» **Source records**:
——————

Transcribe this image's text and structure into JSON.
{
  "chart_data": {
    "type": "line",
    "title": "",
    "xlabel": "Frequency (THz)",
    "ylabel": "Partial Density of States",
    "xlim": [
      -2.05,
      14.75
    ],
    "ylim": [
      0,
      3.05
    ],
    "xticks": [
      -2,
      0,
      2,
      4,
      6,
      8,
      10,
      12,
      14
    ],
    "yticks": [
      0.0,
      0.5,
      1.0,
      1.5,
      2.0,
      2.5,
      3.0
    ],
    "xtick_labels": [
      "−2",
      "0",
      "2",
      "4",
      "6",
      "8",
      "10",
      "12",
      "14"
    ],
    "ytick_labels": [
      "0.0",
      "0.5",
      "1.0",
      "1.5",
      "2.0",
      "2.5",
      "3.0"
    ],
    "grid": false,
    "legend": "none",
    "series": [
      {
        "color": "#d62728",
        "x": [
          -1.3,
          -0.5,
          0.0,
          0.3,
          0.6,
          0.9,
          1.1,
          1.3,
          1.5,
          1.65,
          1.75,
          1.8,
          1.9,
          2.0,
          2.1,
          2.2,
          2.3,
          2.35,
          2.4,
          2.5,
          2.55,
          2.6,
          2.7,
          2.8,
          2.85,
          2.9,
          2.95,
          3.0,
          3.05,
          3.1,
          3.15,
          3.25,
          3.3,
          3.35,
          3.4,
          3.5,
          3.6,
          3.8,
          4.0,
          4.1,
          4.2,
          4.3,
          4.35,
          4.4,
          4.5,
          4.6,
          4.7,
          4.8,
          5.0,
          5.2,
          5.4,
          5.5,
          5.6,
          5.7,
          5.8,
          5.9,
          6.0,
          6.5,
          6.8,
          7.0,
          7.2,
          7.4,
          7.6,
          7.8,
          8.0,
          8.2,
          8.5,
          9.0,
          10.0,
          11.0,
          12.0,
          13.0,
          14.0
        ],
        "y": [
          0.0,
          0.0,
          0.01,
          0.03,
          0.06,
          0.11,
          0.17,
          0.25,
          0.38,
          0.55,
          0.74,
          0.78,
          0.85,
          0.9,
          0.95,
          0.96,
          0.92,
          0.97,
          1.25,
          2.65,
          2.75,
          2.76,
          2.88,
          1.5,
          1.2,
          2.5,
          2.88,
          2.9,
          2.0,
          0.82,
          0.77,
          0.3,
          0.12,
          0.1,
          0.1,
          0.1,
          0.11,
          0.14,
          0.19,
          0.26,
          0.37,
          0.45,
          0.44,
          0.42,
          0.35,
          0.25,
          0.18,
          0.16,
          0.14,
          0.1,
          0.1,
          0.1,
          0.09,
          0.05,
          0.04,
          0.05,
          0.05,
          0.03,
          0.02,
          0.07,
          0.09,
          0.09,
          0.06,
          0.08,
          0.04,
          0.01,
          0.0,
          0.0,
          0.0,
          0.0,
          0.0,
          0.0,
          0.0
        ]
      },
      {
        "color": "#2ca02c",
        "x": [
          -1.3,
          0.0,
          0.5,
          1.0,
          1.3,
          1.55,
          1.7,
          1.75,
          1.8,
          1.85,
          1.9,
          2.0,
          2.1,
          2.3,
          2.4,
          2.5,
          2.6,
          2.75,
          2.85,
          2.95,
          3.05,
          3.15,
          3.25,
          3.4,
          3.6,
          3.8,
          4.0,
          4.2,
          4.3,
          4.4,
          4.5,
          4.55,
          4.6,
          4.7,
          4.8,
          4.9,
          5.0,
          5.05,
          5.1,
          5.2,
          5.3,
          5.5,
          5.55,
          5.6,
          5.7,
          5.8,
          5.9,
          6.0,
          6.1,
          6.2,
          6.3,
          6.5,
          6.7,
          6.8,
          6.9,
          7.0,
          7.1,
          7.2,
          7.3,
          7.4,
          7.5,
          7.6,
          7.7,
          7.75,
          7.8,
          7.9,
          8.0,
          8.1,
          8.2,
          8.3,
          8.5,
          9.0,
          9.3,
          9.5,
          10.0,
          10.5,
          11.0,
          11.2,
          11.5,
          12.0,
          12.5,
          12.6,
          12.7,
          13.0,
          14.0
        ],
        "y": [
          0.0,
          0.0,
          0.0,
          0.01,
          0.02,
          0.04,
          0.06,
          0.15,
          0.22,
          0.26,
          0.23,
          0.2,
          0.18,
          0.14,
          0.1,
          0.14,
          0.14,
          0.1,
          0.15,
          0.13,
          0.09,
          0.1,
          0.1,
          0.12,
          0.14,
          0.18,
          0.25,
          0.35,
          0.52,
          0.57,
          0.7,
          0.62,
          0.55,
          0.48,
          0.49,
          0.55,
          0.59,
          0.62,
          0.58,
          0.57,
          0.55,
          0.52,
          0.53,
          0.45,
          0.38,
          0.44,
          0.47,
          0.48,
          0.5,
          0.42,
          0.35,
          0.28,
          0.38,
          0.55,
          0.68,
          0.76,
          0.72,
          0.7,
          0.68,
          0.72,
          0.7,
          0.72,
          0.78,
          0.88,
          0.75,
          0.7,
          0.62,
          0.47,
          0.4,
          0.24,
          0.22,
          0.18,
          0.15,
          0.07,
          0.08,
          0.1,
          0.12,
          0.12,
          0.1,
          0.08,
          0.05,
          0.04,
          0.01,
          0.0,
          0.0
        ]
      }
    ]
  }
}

——————

» **Set problem**: Please give back all of the records exactly as written.

» **Response to the task**:
Transcribe this image's text and structure into JSON.
{
  "chart_data": {
    "type": "line",
    "title": "",
    "xlabel": "Frequency (THz)",
    "ylabel": "Partial Density of States",
    "xlim": [
      -2.05,
      14.75
    ],
    "ylim": [
      0,
      3.05
    ],
    "xticks": [
      -2,
      0,
      2,
      4,
      6,
      8,
      10,
      12,
      14
    ],
    "yticks": [
      0.0,
      0.5,
      1.0,
      1.5,
      2.0,
      2.5,
      3.0
    ],
    "xtick_labels": [
      "−2",
      "0",
      "2",
      "4",
      "6",
      "8",
      "10",
      "12",
      "14"
    ],
    "ytick_labels": [
      "0.0",
      "0.5",
      "1.0",
      "1.5",
      "2.0",
      "2.5",
      "3.0"
    ],
    "grid": false,
    "legend": "none",
    "series": [
      {
        "color": "#d62728",
        "x": [
          -1.3,
          -0.5,
          0.0,
          0.3,
          0.6,
          0.9,
          1.1,
          1.3,
          1.5,
          1.65,
          1.75,
          1.8,
          1.9,
          2.0,
          2.1,
          2.2,
          2.3,
          2.35,
          2.4,
          2.5,
          2.55,
          2.6,
          2.7,
          2.8,
          2.85,
          2.9,
          2.95,
          3.0,
          3.05,
          3.1,
          3.15,
          3.25,
          3.3,
          3.35,
          3.4,
          3.5,
          3.6,
          3.8,
          4.0,
          4.1,
          4.2,
          4.3,
          4.35,
          4.4,
          4.5,
          4.6,
          4.7,
          4.8,
          5.0,
          5.2,
          5.4,
          5.5,
          5.6,
          5.7,
          5.8,
          5.9,
          6.0,
          6.5,
          6.8,
          7.0,
          7.2,
          7.4,
          7.6,
          7.8,
          8.0,
          8.2,
          8.5,
          9.0,
          10.0,
          11.0,
          12.0,
          13.0,
          14.0
        ],
        "y": [
          0.0,
          0.0,
          0.01,
          0.03,
          0.06,
          0.11,
          0.17,
          0.25,
          0.38,
          0.55,
          0.74,
          0.78,
          0.85,
          0.9,
          0.95,
          0.96,
          0.92,
          0.97,
          1.25,
          2.65,
          2.75,
          2.76,
          2.88,
          1.5,
          1.2,
          2.5,
          2.88,
          2.9,
          2.0,
          0.82,
          0.77,
          0.3,
          0.12,
          0.1,
          0.1,
          0.1,
          0.11,
          0.14,
          0.19,
          0.26,
          0.37,
          0.45,
          0.44,
          0.42,
          0.35,
          0.25,
          0.18,
          0.16,
          0.14,
          0.1,
          0.1,
          0.1,
          0.09,
          0.05,
          0.04,
          0.05,
          0.05,
          0.03,
          0.02,
          0.07,
          0.09,
          0.09,
          0.06,
          0.08,
          0.04,
          0.01,
          0.0,
          0.0,
          0.0,
          0.0,
          0.0,
          0.0,
          0.0
        ]
      },
      {
        "color": "#2ca02c",
        "x": [
          -1.3,
          0.0,
          0.5,
          1.0,
          1.3,
          1.55,
          1.7,
          1.75,
          1.8,
          1.85,
          1.9,
          2.0,
          2.1,
          2.3,
          2.4,
          2.5,
          2.6,
          2.75,
          2.85,
          2.95,
          3.05,
          3.15,
          3.25,
          3.4,
          3.6,
          3.8,
          4.0,
          4.2,
          4.3,
          4.4,
          4.5,
          4.55,
          4.6,
          4.7,
          4.8,
          4.9,
          5.0,
          5.05,
          5.1,
          5.2,
          5.3,
          5.5,
          5.55,
          5.6,
          5.7,
          5.8,
          5.9,
          6.0,
          6.1,
          6.2,
          6.3,
          6.5,
          6.7,
          6.8,
          6.9,
          7.0,
          7.1,
          7.2,
          7.3,
          7.4,
          7.5,
          7.6,
          7.7,
          7.75,
          7.8,
          7.9,
          8.0,
          8.1,
          8.2,
          8.3,
          8.5,
          9.0,
          9.3,
          9.5,
          10.0,
          10.5,
          11.0,
          11.2,
          11.5,
          12.0,
          12.5,
          12.6,
          12.7,
          13.0,
          14.0
        ],
        "y": [
          0.0,
          0.0,
          0.0,
          0.01,
          0.02,
          0.04,
          0.06,
          0.15,
          0.22,
          0.26,
          0.23,
          0.2,
          0.18,
          0.14,
          0.1,
          0.14,
          0.14,
          0.1,
          0.15,
          0.13,
          0.09,
          0.1,
          0.1,
          0.12,
          0.14,
          0.18,
          0.25,
          0.35,
          0.52,
          0.57,
          0.7,
          0.62,
          0.55,
          0.48,
          0.49,
          0.55,
          0.59,
          0.62,
          0.58,
          0.57,
          0.55,
          0.52,
          0.53,
          0.45,
          0.38,
          0.44,
          0.47,
          0.48,
          0.5,
          0.42,
          0.35,
          0.28,
          0.38,
          0.55,
          0.68,
          0.76,
          0.72,
          0.7,
          0.68,
          0.72,
          0.7,
          0.72,
          0.78,
          0.88,
          0.75,
          0.7,
          0.62,
          0.47,
          0.4,
          0.24,
          0.22,
          0.18,
          0.15,
          0.07,
          0.08,
          0.1,
          0.12,
          0.12,
          0.1,
          0.08,
          0.05,
          0.04,
          0.01,
          0.0,
          0.0
        ]
      }
    ]
  }
}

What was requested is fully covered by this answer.